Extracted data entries
════
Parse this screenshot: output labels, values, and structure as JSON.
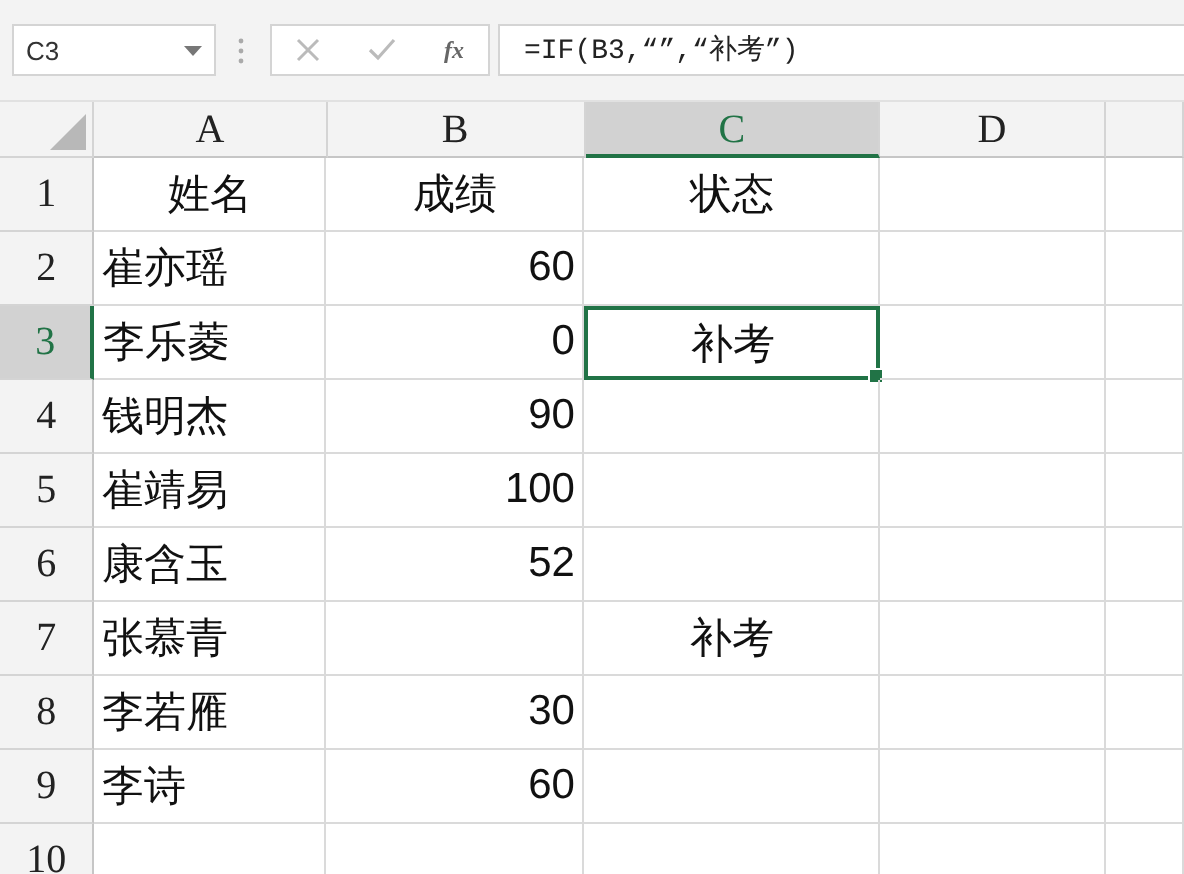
{
  "name_box": {
    "value": "C3"
  },
  "formula_bar": {
    "fx_label": "fx",
    "formula": "=IF(B3,“”,“补考”)",
    "cancel_disabled": true,
    "enter_disabled": true
  },
  "columns": [
    {
      "label": "A",
      "selected": false
    },
    {
      "label": "B",
      "selected": false
    },
    {
      "label": "C",
      "selected": true
    },
    {
      "label": "D",
      "selected": false
    }
  ],
  "rows": [
    {
      "number": "1",
      "selected": false,
      "cells": [
        {
          "kind": "centered",
          "text": "姓名",
          "selected": false
        },
        {
          "kind": "centered",
          "text": "成绩",
          "selected": false
        },
        {
          "kind": "centered",
          "text": "状态",
          "selected": false
        }
      ]
    },
    {
      "number": "2",
      "selected": false,
      "cells": [
        {
          "kind": "text",
          "text": "崔亦瑶",
          "selected": false
        },
        {
          "kind": "number",
          "text": "60",
          "selected": false
        },
        {
          "kind": "empty",
          "selected": false
        }
      ]
    },
    {
      "number": "3",
      "selected": true,
      "cells": [
        {
          "kind": "text",
          "text": "李乐菱",
          "selected": false
        },
        {
          "kind": "number",
          "text": "0",
          "selected": false
        },
        {
          "kind": "centered",
          "text": "补考",
          "selected": true
        }
      ]
    },
    {
      "number": "4",
      "selected": false,
      "cells": [
        {
          "kind": "text",
          "text": "钱明杰",
          "selected": false
        },
        {
          "kind": "number",
          "text": "90",
          "selected": false
        },
        {
          "kind": "empty",
          "selected": false
        }
      ]
    },
    {
      "number": "5",
      "selected": false,
      "cells": [
        {
          "kind": "text",
          "text": "崔靖易",
          "selected": false
        },
        {
          "kind": "number",
          "text": "100",
          "selected": false
        },
        {
          "kind": "empty",
          "selected": false
        }
      ]
    },
    {
      "number": "6",
      "selected": false,
      "cells": [
        {
          "kind": "text",
          "text": "康含玉",
          "selected": false
        },
        {
          "kind": "number",
          "text": "52",
          "selected": false
        },
        {
          "kind": "empty",
          "selected": false
        }
      ]
    },
    {
      "number": "7",
      "selected": false,
      "cells": [
        {
          "kind": "text",
          "text": "张慕青",
          "selected": false
        },
        {
          "kind": "empty",
          "selected": false
        },
        {
          "kind": "centered",
          "text": "补考",
          "selected": false
        }
      ]
    },
    {
      "number": "8",
      "selected": false,
      "cells": [
        {
          "kind": "text",
          "text": "李若雁",
          "selected": false
        },
        {
          "kind": "number",
          "text": "30",
          "selected": false
        },
        {
          "kind": "empty",
          "selected": false
        }
      ]
    },
    {
      "number": "9",
      "selected": false,
      "cells": [
        {
          "kind": "text",
          "text": "李诗",
          "selected": false
        },
        {
          "kind": "number",
          "text": "60",
          "selected": false
        },
        {
          "kind": "empty",
          "selected": false
        }
      ]
    },
    {
      "number": "10",
      "selected": false,
      "cells": [
        {
          "kind": "empty",
          "selected": false
        },
        {
          "kind": "empty",
          "selected": false
        },
        {
          "kind": "empty",
          "selected": false
        }
      ]
    }
  ]
}
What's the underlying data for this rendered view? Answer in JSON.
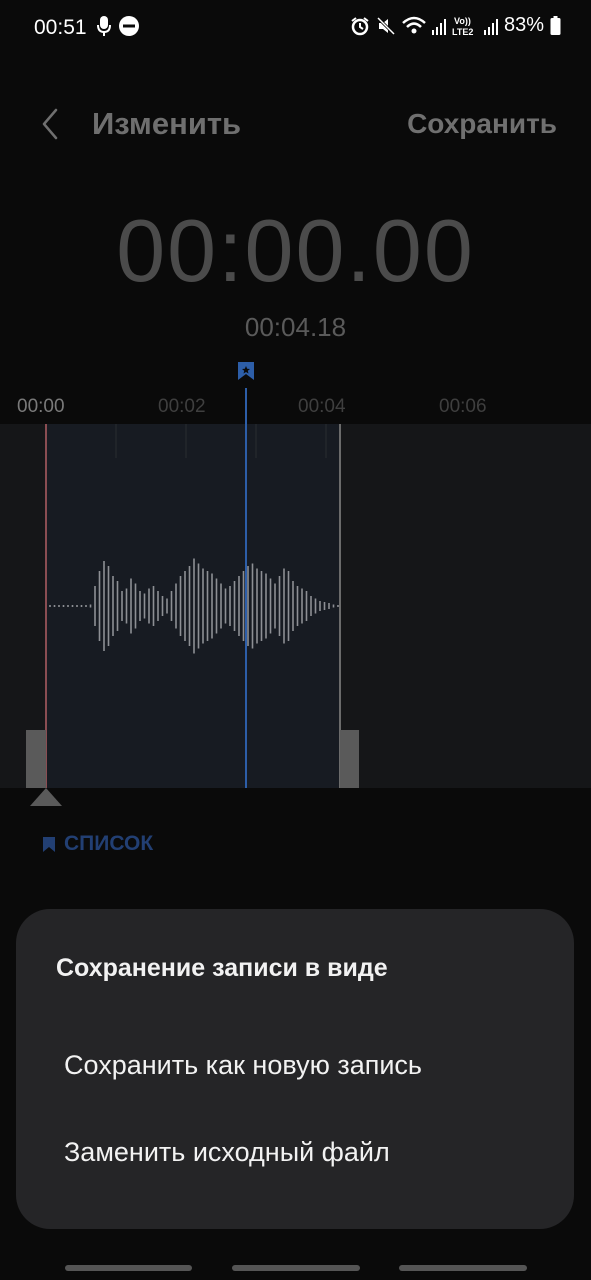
{
  "status_bar": {
    "time": "00:51",
    "battery": "83%",
    "left_icons": [
      "microphone-icon",
      "do-not-disturb-icon"
    ],
    "right_icons": [
      "alarm-icon",
      "mute-icon",
      "wifi-icon",
      "signal-icon",
      "volte-lte2-icon",
      "signal-icon",
      "battery-icon"
    ]
  },
  "header": {
    "title": "Изменить",
    "save_label": "Сохранить"
  },
  "timer": {
    "current": "00:00.00",
    "duration": "00:04.18"
  },
  "timeline": {
    "labels": [
      "00:00",
      "00:02",
      "00:04",
      "00:06"
    ]
  },
  "bookmarks": {
    "list_label": "СПИСОК"
  },
  "dialog": {
    "title": "Сохранение записи в виде",
    "options": [
      "Сохранить как новую запись",
      "Заменить исходный файл"
    ]
  },
  "colors": {
    "accent_blue": "#2d5ea8",
    "dialog_bg": "#252527"
  }
}
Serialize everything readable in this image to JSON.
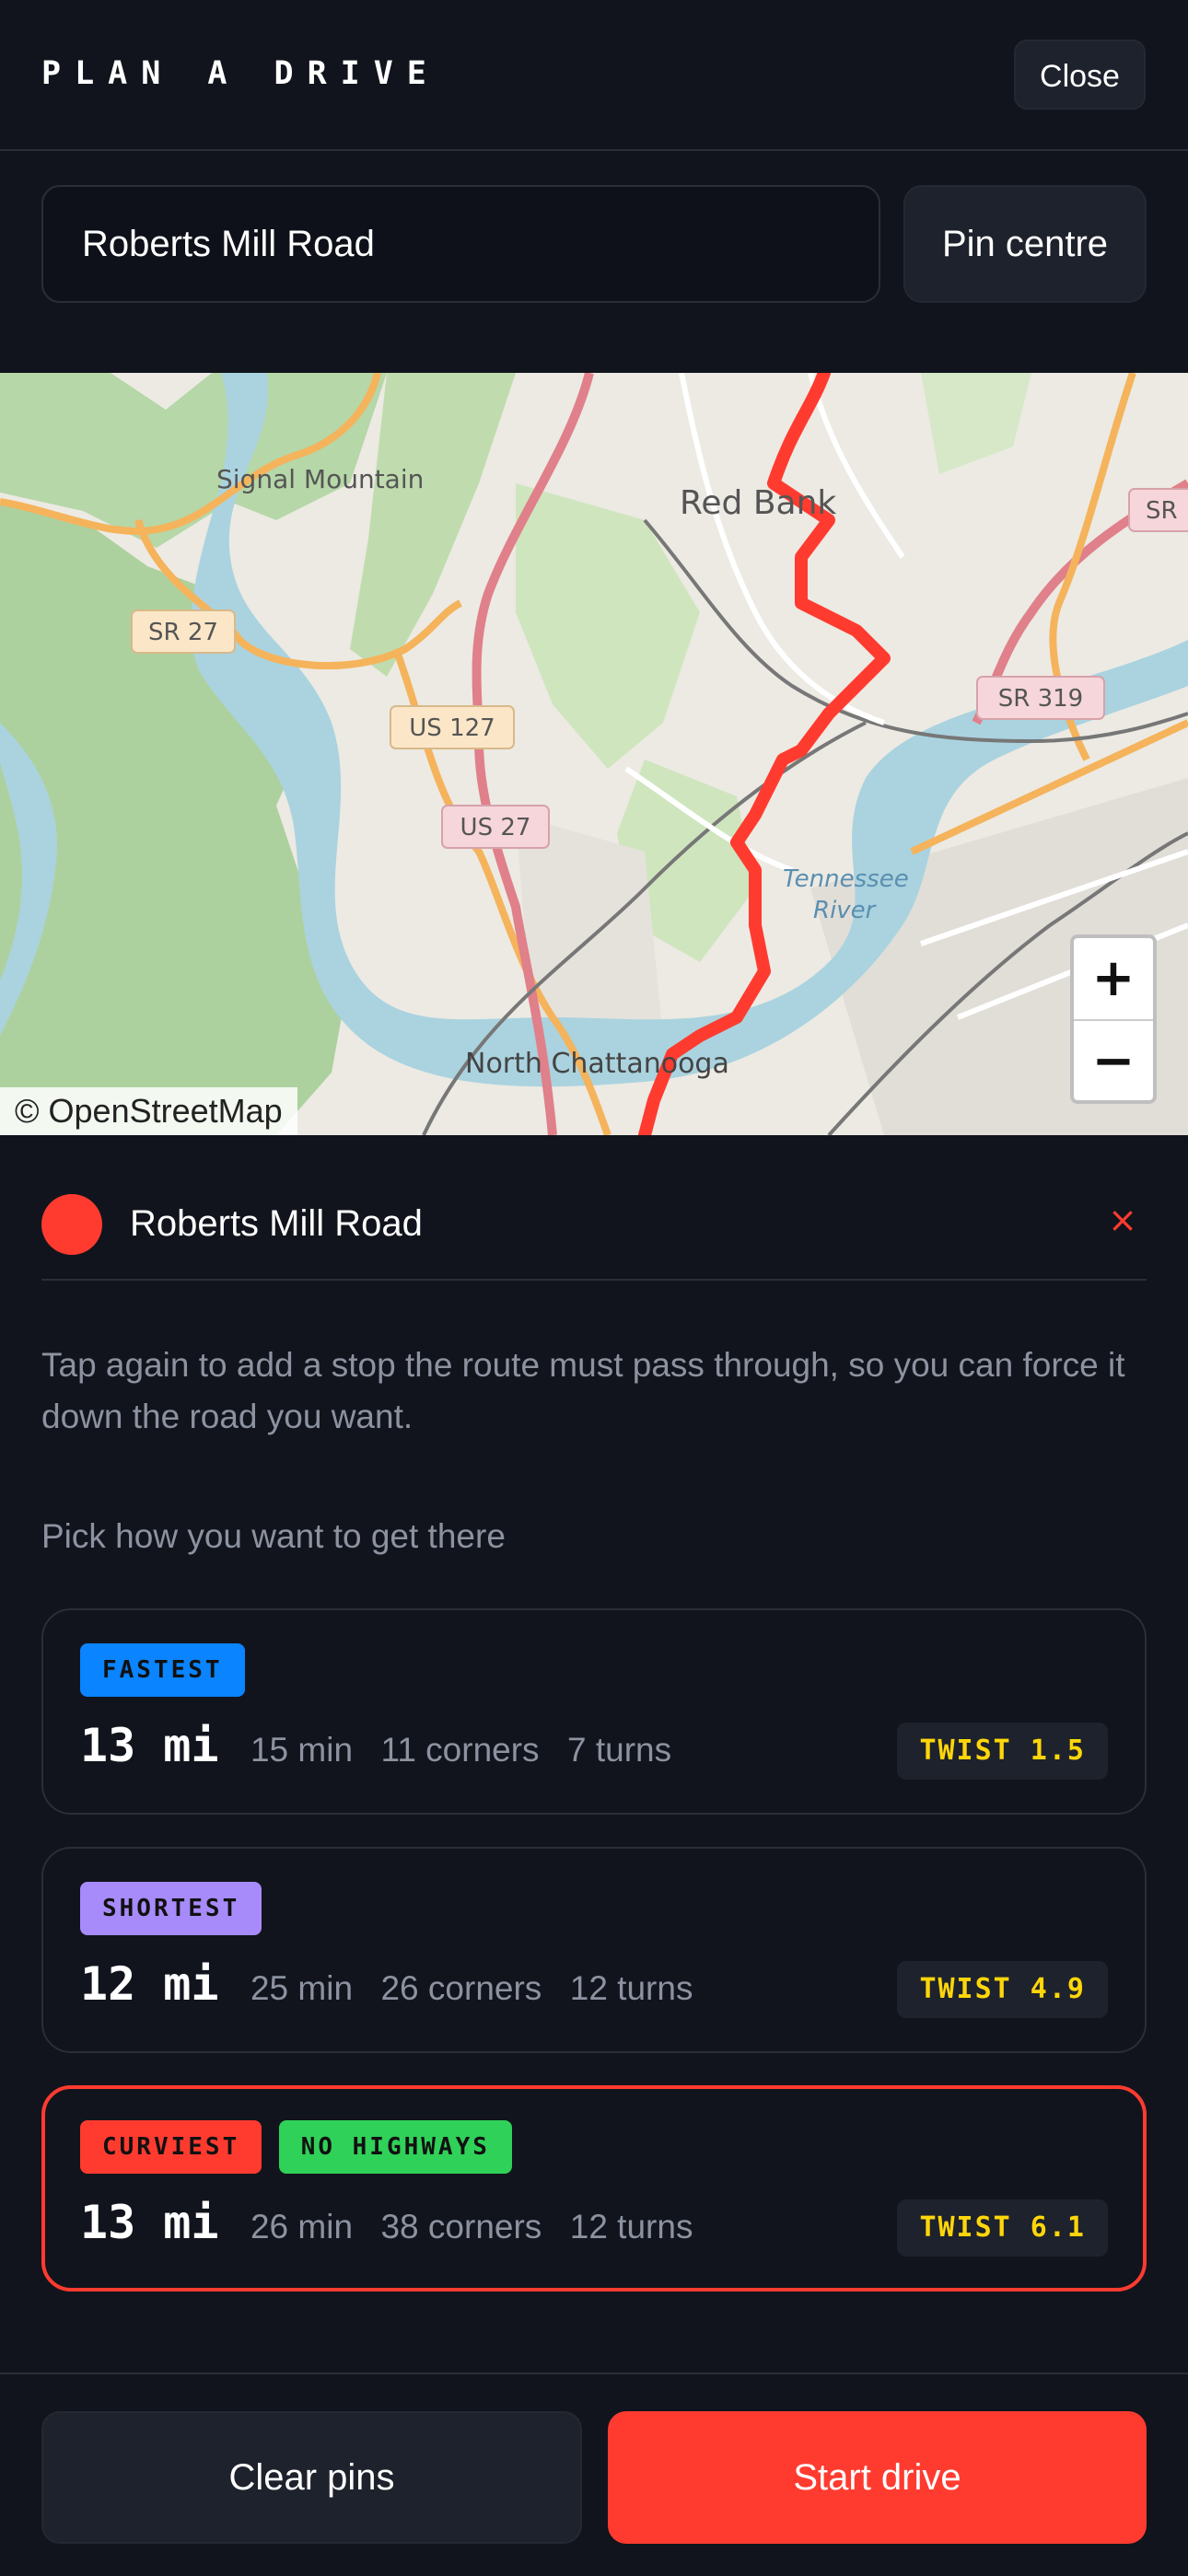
{
  "header": {
    "title": "PLAN A DRIVE",
    "close_label": "Close"
  },
  "search": {
    "value": "Roberts Mill Road",
    "pin_centre_label": "Pin centre"
  },
  "map": {
    "attribution": "© OpenStreetMap",
    "place_labels": [
      "Signal Mountain",
      "Red Bank",
      "North Chattanooga"
    ],
    "water_labels": [
      "Tennessee",
      "River"
    ],
    "road_shields": [
      "SR 27",
      "US 127",
      "US 27",
      "SR 319",
      "SR"
    ],
    "zoom_in_label": "+",
    "zoom_out_label": "−",
    "route_color": "#ff3b30"
  },
  "pin": {
    "name": "Roberts Mill Road",
    "remove_label": "×",
    "color": "#ff3b30"
  },
  "hint": "Tap again to add a stop the route must pass through, so you can force it down the road you want.",
  "routes_heading": "Pick how you want to get there",
  "routes": [
    {
      "tags": [
        {
          "label": "FASTEST",
          "color": "#0a84ff"
        }
      ],
      "distance": "13 mi",
      "time": "15 min",
      "corners": "11 corners",
      "turns": "7 turns",
      "twist": "TWIST 1.5",
      "selected": false
    },
    {
      "tags": [
        {
          "label": "SHORTEST",
          "color": "#a78bfa"
        }
      ],
      "distance": "12 mi",
      "time": "25 min",
      "corners": "26 corners",
      "turns": "12 turns",
      "twist": "TWIST 4.9",
      "selected": false
    },
    {
      "tags": [
        {
          "label": "CURVIEST",
          "color": "#ff3b30"
        },
        {
          "label": "NO HIGHWAYS",
          "color": "#30d158"
        }
      ],
      "distance": "13 mi",
      "time": "26 min",
      "corners": "38 corners",
      "turns": "12 turns",
      "twist": "TWIST 6.1",
      "selected": true
    }
  ],
  "footer": {
    "clear_label": "Clear pins",
    "start_label": "Start drive"
  }
}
════
*Exercise*.
Go over the data above and copy every line that has the word "Сохранить" in it.

*Output below*.
    "save_label": "Сохранить"
      "Сохранить как новую запись",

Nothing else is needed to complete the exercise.